[Collected data]
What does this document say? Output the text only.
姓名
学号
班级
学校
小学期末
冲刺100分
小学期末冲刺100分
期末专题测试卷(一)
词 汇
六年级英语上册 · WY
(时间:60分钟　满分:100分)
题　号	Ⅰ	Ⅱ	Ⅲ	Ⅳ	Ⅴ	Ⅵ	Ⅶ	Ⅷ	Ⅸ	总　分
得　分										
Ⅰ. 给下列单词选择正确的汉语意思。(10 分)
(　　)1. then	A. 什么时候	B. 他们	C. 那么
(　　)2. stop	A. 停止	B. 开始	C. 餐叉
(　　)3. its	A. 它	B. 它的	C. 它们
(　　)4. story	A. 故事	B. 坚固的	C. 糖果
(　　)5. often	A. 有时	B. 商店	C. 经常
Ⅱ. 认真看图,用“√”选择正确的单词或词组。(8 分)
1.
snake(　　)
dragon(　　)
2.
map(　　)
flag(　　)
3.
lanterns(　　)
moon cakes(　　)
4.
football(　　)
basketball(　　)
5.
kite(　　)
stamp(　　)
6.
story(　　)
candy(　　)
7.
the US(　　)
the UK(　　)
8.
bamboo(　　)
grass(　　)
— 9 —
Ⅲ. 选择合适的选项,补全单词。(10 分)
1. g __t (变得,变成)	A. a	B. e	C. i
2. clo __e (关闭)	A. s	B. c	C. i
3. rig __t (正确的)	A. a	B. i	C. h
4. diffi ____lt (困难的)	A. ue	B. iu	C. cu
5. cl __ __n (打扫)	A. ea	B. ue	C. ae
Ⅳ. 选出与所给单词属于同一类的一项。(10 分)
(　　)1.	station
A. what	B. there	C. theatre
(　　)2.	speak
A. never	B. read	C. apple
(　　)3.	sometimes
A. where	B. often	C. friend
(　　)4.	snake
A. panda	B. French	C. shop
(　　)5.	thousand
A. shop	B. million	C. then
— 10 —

- **Problem requirements**
From the first line to the last, retype the data exactly.

- **Task output**
What does this document say? Output the text only.
姓名
学号
班级
学校
小学期末
冲刺100分
小学期末冲刺100分
期末专题测试卷(一)
词 汇
六年级英语上册 · WY
(时间:60分钟　满分:100分)
题　号	Ⅰ	Ⅱ	Ⅲ	Ⅳ	Ⅴ	Ⅵ	Ⅶ	Ⅷ	Ⅸ	总　分
得　分										
Ⅰ. 给下列单词选择正确的汉语意思。(10 分)
(　　)1. then	A. 什么时候	B. 他们	C. 那么
(　　)2. stop	A. 停止	B. 开始	C. 餐叉
(　　)3. its	A. 它	B. 它的	C. 它们
(　　)4. story	A. 故事	B. 坚固的	C. 糖果
(　　)5. often	A. 有时	B. 商店	C. 经常
Ⅱ. 认真看图,用“√”选择正确的单词或词组。(8 分)
1.
snake(　　)
dragon(　　)
2.
map(　　)
flag(　　)
3.
lanterns(　　)
moon cakes(　　)
4.
football(　　)
basketball(　　)
5.
kite(　　)
stamp(　　)
6.
story(　　)
candy(　　)
7.
the US(　　)
the UK(　　)
8.
bamboo(　　)
grass(　　)
— 9 —
Ⅲ. 选择合适的选项,补全单词。(10 分)
1. g __t (变得,变成)	A. a	B. e	C. i
2. clo __e (关闭)	A. s	B. c	C. i
3. rig __t (正确的)	A. a	B. i	C. h
4. diffi ____lt (困难的)	A. ue	B. iu	C. cu
5. cl __ __n (打扫)	A. ea	B. ue	C. ae
Ⅳ. 选出与所给单词属于同一类的一项。(10 分)
(　　)1.	station
A. what	B. there	C. theatre
(　　)2.	speak
A. never	B. read	C. apple
(　　)3.	sometimes
A. where	B. often	C. friend
(　　)4.	snake
A. panda	B. French	C. shop
(　　)5.	thousand
A. shop	B. million	C. then
— 10 —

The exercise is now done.